What you are asked to do :: What follows is a listing. Return every line of it exactly.
— START —
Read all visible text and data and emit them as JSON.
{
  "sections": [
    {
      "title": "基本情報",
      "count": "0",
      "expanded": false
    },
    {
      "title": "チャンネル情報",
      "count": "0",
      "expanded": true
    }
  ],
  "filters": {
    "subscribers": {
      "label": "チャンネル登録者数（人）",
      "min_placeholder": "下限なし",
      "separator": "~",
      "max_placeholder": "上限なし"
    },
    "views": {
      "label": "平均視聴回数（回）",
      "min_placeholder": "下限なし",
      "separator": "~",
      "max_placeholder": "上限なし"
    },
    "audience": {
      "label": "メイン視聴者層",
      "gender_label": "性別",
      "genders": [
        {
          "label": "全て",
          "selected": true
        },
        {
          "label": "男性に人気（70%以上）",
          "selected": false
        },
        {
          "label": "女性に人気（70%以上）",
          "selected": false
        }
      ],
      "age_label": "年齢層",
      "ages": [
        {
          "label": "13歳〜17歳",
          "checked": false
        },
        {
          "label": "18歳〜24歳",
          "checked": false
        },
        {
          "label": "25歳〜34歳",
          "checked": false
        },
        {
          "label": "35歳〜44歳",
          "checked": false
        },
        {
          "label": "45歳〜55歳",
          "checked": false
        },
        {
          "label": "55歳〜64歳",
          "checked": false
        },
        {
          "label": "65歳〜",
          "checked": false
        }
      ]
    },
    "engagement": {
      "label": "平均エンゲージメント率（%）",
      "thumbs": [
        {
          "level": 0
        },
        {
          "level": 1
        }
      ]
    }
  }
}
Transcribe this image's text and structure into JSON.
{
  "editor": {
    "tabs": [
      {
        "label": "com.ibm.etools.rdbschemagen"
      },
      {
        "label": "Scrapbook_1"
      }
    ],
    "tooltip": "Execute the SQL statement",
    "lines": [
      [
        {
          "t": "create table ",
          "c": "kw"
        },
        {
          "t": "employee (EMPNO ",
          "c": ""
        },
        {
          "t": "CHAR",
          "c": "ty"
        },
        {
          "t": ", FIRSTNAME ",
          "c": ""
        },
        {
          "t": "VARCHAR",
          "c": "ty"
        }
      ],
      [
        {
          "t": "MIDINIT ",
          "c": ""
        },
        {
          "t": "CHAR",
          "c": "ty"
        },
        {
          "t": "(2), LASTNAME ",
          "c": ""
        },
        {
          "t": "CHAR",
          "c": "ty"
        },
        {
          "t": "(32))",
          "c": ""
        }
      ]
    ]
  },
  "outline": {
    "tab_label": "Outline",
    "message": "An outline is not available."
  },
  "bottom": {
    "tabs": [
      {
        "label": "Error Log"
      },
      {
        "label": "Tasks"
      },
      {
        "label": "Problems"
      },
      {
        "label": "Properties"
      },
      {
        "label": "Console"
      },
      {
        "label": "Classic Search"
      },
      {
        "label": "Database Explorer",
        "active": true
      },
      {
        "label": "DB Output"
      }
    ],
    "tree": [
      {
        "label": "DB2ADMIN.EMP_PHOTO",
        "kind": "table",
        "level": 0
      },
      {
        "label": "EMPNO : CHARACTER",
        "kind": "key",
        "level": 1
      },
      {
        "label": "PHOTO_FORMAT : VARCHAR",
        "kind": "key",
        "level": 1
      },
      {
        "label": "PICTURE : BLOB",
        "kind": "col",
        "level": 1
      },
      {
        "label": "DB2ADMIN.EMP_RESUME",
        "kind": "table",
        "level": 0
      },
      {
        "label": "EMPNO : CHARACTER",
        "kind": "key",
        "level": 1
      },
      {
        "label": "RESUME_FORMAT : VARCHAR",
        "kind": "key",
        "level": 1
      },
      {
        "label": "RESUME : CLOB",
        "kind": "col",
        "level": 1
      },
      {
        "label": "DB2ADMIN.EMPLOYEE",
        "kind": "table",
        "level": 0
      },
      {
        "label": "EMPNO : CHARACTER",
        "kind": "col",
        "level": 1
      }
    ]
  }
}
— END —
Response ::
Read all visible text and data and emit them as JSON.
{
  "sections": [
    {
      "title": "基本情報",
      "count": "0",
      "expanded": false
    },
    {
      "title": "チャンネル情報",
      "count": "0",
      "expanded": true
    }
  ],
  "filters": {
    "subscribers": {
      "label": "チャンネル登録者数（人）",
      "min_placeholder": "下限なし",
      "separator": "~",
      "max_placeholder": "上限なし"
    },
    "views": {
      "label": "平均視聴回数（回）",
      "min_placeholder": "下限なし",
      "separator": "~",
      "max_placeholder": "上限なし"
    },
    "audience": {
      "label": "メイン視聴者層",
      "gender_label": "性別",
      "genders": [
        {
          "label": "全て",
          "selected": true
        },
        {
          "label": "男性に人気（70%以上）",
          "selected": false
        },
        {
          "label": "女性に人気（70%以上）",
          "selected": false
        }
      ],
      "age_label": "年齢層",
      "ages": [
        {
          "label": "13歳〜17歳",
          "checked": false
        },
        {
          "label": "18歳〜24歳",
          "checked": false
        },
        {
          "label": "25歳〜34歳",
          "checked": false
        },
        {
          "label": "35歳〜44歳",
          "checked": false
        },
        {
          "label": "45歳〜55歳",
          "checked": false
        },
        {
          "label": "55歳〜64歳",
          "checked": false
        },
        {
          "label": "65歳〜",
          "checked": false
        }
      ]
    },
    "engagement": {
      "label": "平均エンゲージメント率（%）",
      "thumbs": [
        {
          "level": 0
        },
        {
          "level": 1
        }
      ]
    }
  }
}
Transcribe this image's text and structure into JSON.
{
  "editor": {
    "tabs": [
      {
        "label": "com.ibm.etools.rdbschemagen"
      },
      {
        "label": "Scrapbook_1"
      }
    ],
    "tooltip": "Execute the SQL statement",
    "lines": [
      [
        {
          "t": "create table ",
          "c": "kw"
        },
        {
          "t": "employee (EMPNO ",
          "c": ""
        },
        {
          "t": "CHAR",
          "c": "ty"
        },
        {
          "t": ", FIRSTNAME ",
          "c": ""
        },
        {
          "t": "VARCHAR",
          "c": "ty"
        }
      ],
      [
        {
          "t": "MIDINIT ",
          "c": ""
        },
        {
          "t": "CHAR",
          "c": "ty"
        },
        {
          "t": "(2), LASTNAME ",
          "c": ""
        },
        {
          "t": "CHAR",
          "c": "ty"
        },
        {
          "t": "(32))",
          "c": ""
        }
      ]
    ]
  },
  "outline": {
    "tab_label": "Outline",
    "message": "An outline is not available."
  },
  "bottom": {
    "tabs": [
      {
        "label": "Error Log"
      },
      {
        "label": "Tasks"
      },
      {
        "label": "Problems"
      },
      {
        "label": "Properties"
      },
      {
        "label": "Console"
      },
      {
        "label": "Classic Search"
      },
      {
        "label": "Database Explorer",
        "active": true
      },
      {
        "label": "DB Output"
      }
    ],
    "tree": [
      {
        "label": "DB2ADMIN.EMP_PHOTO",
        "kind": "table",
        "level": 0
      },
      {
        "label": "EMPNO : CHARACTER",
        "kind": "key",
        "level": 1
      },
      {
        "label": "PHOTO_FORMAT : VARCHAR",
        "kind": "key",
        "level": 1
      },
      {
        "label": "PICTURE : BLOB",
        "kind": "col",
        "level": 1
      },
      {
        "label": "DB2ADMIN.EMP_RESUME",
        "kind": "table",
        "level": 0
      },
      {
        "label": "EMPNO : CHARACTER",
        "kind": "key",
        "level": 1
      },
      {
        "label": "RESUME_FORMAT : VARCHAR",
        "kind": "key",
        "level": 1
      },
      {
        "label": "RESUME : CLOB",
        "kind": "col",
        "level": 1
      },
      {
        "label": "DB2ADMIN.EMPLOYEE",
        "kind": "table",
        "level": 0
      },
      {
        "label": "EMPNO : CHARACTER",
        "kind": "col",
        "level": 1
      }
    ]
  }
}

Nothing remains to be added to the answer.